* **Required work**
Only lines holding the word "Silvia" should be copied from the material.

* **Available records**
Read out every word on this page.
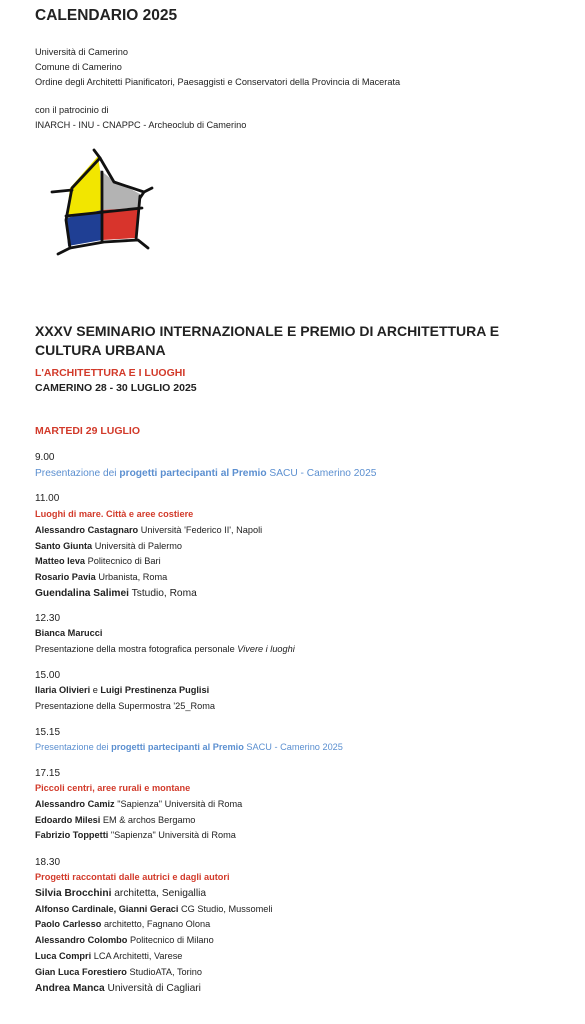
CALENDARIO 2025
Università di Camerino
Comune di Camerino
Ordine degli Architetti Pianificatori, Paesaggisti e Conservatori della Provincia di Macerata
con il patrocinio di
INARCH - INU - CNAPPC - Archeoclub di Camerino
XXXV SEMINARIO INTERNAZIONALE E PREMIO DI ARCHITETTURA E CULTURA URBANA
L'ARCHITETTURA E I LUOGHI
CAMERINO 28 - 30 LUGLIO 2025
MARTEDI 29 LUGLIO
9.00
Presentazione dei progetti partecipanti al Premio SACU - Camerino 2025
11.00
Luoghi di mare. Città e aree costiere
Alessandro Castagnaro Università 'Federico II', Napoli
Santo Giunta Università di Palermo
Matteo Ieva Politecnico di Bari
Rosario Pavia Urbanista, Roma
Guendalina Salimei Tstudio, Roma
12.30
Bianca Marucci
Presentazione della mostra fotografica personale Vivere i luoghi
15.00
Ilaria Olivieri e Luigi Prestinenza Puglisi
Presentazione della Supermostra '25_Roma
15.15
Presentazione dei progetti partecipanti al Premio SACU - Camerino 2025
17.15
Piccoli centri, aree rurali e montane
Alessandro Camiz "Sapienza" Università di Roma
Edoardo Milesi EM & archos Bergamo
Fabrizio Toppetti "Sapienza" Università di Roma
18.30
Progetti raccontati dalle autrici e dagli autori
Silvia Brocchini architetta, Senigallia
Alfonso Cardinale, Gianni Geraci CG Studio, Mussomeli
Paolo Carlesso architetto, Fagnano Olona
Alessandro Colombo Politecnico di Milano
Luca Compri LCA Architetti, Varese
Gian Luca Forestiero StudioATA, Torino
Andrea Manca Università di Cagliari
* * *
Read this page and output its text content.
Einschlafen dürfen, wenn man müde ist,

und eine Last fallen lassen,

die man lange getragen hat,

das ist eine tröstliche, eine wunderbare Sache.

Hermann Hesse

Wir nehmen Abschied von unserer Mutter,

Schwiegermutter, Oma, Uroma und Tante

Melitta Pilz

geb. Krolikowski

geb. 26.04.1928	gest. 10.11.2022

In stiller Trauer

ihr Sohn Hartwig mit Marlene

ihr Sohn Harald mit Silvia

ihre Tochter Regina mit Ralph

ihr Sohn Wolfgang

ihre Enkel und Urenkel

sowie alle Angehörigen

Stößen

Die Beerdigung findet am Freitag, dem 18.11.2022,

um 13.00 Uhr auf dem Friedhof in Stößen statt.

* **Response below**
Silvia Brocchini architetta, Senigallia
ihr Sohn Harald mit Silvia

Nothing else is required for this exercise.